[RECORDS PROVIDED]
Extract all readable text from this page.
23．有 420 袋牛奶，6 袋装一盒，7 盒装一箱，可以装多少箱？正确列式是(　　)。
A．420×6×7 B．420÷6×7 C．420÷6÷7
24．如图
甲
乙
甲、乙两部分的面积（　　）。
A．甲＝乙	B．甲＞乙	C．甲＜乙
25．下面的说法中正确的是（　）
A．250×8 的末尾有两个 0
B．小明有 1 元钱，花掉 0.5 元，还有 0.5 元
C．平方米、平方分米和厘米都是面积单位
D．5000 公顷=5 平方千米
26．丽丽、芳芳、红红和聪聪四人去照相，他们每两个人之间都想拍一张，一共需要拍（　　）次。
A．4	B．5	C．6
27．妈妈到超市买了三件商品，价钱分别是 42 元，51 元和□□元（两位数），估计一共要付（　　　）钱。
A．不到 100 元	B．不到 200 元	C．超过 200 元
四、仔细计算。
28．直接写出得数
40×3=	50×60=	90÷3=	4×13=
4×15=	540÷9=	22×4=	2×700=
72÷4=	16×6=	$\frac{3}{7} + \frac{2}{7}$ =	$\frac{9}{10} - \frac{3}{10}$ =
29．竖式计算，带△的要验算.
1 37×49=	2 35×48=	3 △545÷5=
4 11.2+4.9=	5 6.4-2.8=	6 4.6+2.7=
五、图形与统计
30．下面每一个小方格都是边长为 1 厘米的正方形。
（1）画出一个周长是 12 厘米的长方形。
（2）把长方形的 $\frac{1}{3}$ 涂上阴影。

[WHAT YOU ARE ASKED TO DO] Look for the word "frac" and return every line where it occurs.

[FULL RESPONSE]
72÷4=	16×6=	$\frac{3}{7} + \frac{2}{7}$ =	$\frac{9}{10} - \frac{3}{10}$ =
（2）把长方形的 $\frac{1}{3}$ 涂上阴影。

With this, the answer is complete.